WRITTEN TASK:
Write out each entry, exactly the way it appears.

Data records:

------------------------------------------------

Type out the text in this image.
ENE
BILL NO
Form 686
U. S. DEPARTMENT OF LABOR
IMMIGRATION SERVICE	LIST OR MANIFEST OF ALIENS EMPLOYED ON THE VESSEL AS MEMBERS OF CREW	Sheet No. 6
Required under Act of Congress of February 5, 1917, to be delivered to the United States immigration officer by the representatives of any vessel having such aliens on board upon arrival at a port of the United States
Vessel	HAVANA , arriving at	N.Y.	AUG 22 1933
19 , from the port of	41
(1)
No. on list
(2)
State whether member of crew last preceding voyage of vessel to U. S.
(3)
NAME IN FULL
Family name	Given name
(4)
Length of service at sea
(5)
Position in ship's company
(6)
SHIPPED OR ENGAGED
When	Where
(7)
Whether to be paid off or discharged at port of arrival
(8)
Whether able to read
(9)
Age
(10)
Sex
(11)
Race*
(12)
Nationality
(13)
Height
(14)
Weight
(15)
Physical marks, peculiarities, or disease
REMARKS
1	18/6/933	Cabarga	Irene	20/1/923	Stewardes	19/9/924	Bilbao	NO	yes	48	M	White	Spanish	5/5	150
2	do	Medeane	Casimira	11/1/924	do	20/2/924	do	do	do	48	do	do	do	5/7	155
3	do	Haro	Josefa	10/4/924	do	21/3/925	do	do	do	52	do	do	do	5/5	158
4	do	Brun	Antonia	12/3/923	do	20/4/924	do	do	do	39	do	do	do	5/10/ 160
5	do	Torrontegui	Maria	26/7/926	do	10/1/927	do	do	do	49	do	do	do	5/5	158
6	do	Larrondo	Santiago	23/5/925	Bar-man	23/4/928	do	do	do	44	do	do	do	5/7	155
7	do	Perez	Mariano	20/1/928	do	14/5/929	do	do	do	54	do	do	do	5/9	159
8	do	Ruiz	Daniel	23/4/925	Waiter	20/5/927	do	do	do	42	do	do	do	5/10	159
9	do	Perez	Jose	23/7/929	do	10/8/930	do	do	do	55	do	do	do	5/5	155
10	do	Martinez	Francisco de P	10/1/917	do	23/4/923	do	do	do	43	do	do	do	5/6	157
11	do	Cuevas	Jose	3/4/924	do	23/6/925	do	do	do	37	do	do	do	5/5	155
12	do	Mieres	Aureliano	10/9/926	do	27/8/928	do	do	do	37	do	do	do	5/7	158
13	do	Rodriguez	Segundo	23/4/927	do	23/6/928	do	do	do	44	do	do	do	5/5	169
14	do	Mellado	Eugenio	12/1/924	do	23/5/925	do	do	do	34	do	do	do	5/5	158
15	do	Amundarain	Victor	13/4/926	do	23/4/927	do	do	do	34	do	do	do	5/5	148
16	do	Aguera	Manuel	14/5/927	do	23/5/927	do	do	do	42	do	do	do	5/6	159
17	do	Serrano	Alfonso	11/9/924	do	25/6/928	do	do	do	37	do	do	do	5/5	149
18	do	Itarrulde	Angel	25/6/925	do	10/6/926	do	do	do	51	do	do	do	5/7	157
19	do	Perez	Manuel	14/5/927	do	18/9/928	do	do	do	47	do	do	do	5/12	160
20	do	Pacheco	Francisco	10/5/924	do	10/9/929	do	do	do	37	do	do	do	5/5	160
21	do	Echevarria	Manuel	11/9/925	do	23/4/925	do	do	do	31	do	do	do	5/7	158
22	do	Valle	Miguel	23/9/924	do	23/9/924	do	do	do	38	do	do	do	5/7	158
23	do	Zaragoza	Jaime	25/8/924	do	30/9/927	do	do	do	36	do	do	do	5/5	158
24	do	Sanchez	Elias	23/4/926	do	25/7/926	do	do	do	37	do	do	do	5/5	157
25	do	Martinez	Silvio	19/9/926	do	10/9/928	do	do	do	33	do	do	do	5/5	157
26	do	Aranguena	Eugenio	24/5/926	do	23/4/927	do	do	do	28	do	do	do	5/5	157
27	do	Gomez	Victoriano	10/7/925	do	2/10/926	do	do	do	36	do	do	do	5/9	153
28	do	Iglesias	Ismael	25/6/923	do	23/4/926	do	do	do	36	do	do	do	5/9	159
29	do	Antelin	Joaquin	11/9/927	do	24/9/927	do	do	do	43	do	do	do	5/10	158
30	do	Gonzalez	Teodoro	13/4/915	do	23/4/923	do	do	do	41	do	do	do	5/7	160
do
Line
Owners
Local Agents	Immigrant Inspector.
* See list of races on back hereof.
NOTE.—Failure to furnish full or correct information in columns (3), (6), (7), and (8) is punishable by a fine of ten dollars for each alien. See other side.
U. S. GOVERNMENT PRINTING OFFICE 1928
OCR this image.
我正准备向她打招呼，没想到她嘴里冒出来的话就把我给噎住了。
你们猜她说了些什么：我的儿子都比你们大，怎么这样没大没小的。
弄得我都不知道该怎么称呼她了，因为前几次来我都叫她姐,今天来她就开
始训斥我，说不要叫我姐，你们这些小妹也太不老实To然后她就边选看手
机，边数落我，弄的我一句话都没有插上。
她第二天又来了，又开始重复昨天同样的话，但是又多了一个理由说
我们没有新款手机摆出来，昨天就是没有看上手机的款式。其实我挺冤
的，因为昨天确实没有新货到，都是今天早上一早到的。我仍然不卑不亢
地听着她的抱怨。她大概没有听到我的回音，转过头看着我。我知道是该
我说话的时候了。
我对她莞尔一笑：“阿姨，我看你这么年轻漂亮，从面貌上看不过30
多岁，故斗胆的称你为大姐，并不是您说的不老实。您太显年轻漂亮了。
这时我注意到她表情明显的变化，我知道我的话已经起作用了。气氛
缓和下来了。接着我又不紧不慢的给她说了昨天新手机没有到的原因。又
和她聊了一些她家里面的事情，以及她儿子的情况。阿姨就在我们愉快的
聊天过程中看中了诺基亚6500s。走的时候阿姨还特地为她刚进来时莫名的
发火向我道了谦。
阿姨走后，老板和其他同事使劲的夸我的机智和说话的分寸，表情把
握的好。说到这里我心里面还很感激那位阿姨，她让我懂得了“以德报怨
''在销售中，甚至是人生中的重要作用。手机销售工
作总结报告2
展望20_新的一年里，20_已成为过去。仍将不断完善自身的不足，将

------------------------------------------------

SOLUTION TO THE EXERCISE:
Type out the text in this image.
ENE
BILL NO
Form 686
U. S. DEPARTMENT OF LABOR
IMMIGRATION SERVICE	LIST OR MANIFEST OF ALIENS EMPLOYED ON THE VESSEL AS MEMBERS OF CREW	Sheet No. 6
Required under Act of Congress of February 5, 1917, to be delivered to the United States immigration officer by the representatives of any vessel having such aliens on board upon arrival at a port of the United States
Vessel	HAVANA , arriving at	N.Y.	AUG 22 1933
19 , from the port of	41
(1)
No. on list
(2)
State whether member of crew last preceding voyage of vessel to U. S.
(3)
NAME IN FULL
Family name	Given name
(4)
Length of service at sea
(5)
Position in ship's company
(6)
SHIPPED OR ENGAGED
When	Where
(7)
Whether to be paid off or discharged at port of arrival
(8)
Whether able to read
(9)
Age
(10)
Sex
(11)
Race*
(12)
Nationality
(13)
Height
(14)
Weight
(15)
Physical marks, peculiarities, or disease
REMARKS
1	18/6/933	Cabarga	Irene	20/1/923	Stewardes	19/9/924	Bilbao	NO	yes	48	M	White	Spanish	5/5	150
2	do	Medeane	Casimira	11/1/924	do	20/2/924	do	do	do	48	do	do	do	5/7	155
3	do	Haro	Josefa	10/4/924	do	21/3/925	do	do	do	52	do	do	do	5/5	158
4	do	Brun	Antonia	12/3/923	do	20/4/924	do	do	do	39	do	do	do	5/10/ 160
5	do	Torrontegui	Maria	26/7/926	do	10/1/927	do	do	do	49	do	do	do	5/5	158
6	do	Larrondo	Santiago	23/5/925	Bar-man	23/4/928	do	do	do	44	do	do	do	5/7	155
7	do	Perez	Mariano	20/1/928	do	14/5/929	do	do	do	54	do	do	do	5/9	159
8	do	Ruiz	Daniel	23/4/925	Waiter	20/5/927	do	do	do	42	do	do	do	5/10	159
9	do	Perez	Jose	23/7/929	do	10/8/930	do	do	do	55	do	do	do	5/5	155
10	do	Martinez	Francisco de P	10/1/917	do	23/4/923	do	do	do	43	do	do	do	5/6	157
11	do	Cuevas	Jose	3/4/924	do	23/6/925	do	do	do	37	do	do	do	5/5	155
12	do	Mieres	Aureliano	10/9/926	do	27/8/928	do	do	do	37	do	do	do	5/7	158
13	do	Rodriguez	Segundo	23/4/927	do	23/6/928	do	do	do	44	do	do	do	5/5	169
14	do	Mellado	Eugenio	12/1/924	do	23/5/925	do	do	do	34	do	do	do	5/5	158
15	do	Amundarain	Victor	13/4/926	do	23/4/927	do	do	do	34	do	do	do	5/5	148
16	do	Aguera	Manuel	14/5/927	do	23/5/927	do	do	do	42	do	do	do	5/6	159
17	do	Serrano	Alfonso	11/9/924	do	25/6/928	do	do	do	37	do	do	do	5/5	149
18	do	Itarrulde	Angel	25/6/925	do	10/6/926	do	do	do	51	do	do	do	5/7	157
19	do	Perez	Manuel	14/5/927	do	18/9/928	do	do	do	47	do	do	do	5/12	160
20	do	Pacheco	Francisco	10/5/924	do	10/9/929	do	do	do	37	do	do	do	5/5	160
21	do	Echevarria	Manuel	11/9/925	do	23/4/925	do	do	do	31	do	do	do	5/7	158
22	do	Valle	Miguel	23/9/924	do	23/9/924	do	do	do	38	do	do	do	5/7	158
23	do	Zaragoza	Jaime	25/8/924	do	30/9/927	do	do	do	36	do	do	do	5/5	158
24	do	Sanchez	Elias	23/4/926	do	25/7/926	do	do	do	37	do	do	do	5/5	157
25	do	Martinez	Silvio	19/9/926	do	10/9/928	do	do	do	33	do	do	do	5/5	157
26	do	Aranguena	Eugenio	24/5/926	do	23/4/927	do	do	do	28	do	do	do	5/5	157
27	do	Gomez	Victoriano	10/7/925	do	2/10/926	do	do	do	36	do	do	do	5/9	153
28	do	Iglesias	Ismael	25/6/923	do	23/4/926	do	do	do	36	do	do	do	5/9	159
29	do	Antelin	Joaquin	11/9/927	do	24/9/927	do	do	do	43	do	do	do	5/10	158
30	do	Gonzalez	Teodoro	13/4/915	do	23/4/923	do	do	do	41	do	do	do	5/7	160
do
Line
Owners
Local Agents	Immigrant Inspector.
* See list of races on back hereof.
NOTE.—Failure to furnish full or correct information in columns (3), (6), (7), and (8) is punishable by a fine of ten dollars for each alien. See other side.
U. S. GOVERNMENT PRINTING OFFICE 1928
OCR this image.
我正准备向她打招呼，没想到她嘴里冒出来的话就把我给噎住了。
你们猜她说了些什么：我的儿子都比你们大，怎么这样没大没小的。
弄得我都不知道该怎么称呼她了，因为前几次来我都叫她姐,今天来她就开
始训斥我，说不要叫我姐，你们这些小妹也太不老实To然后她就边选看手
机，边数落我，弄的我一句话都没有插上。
她第二天又来了，又开始重复昨天同样的话，但是又多了一个理由说
我们没有新款手机摆出来，昨天就是没有看上手机的款式。其实我挺冤
的，因为昨天确实没有新货到，都是今天早上一早到的。我仍然不卑不亢
地听着她的抱怨。她大概没有听到我的回音，转过头看着我。我知道是该
我说话的时候了。
我对她莞尔一笑：“阿姨，我看你这么年轻漂亮，从面貌上看不过30
多岁，故斗胆的称你为大姐，并不是您说的不老实。您太显年轻漂亮了。
这时我注意到她表情明显的变化，我知道我的话已经起作用了。气氛
缓和下来了。接着我又不紧不慢的给她说了昨天新手机没有到的原因。又
和她聊了一些她家里面的事情，以及她儿子的情况。阿姨就在我们愉快的
聊天过程中看中了诺基亚6500s。走的时候阿姨还特地为她刚进来时莫名的
发火向我道了谦。
阿姨走后，老板和其他同事使劲的夸我的机智和说话的分寸，表情把
握的好。说到这里我心里面还很感激那位阿姨，她让我懂得了“以德报怨
''在销售中，甚至是人生中的重要作用。手机销售工
作总结报告2
展望20_新的一年里，20_已成为过去。仍将不断完善自身的不足，将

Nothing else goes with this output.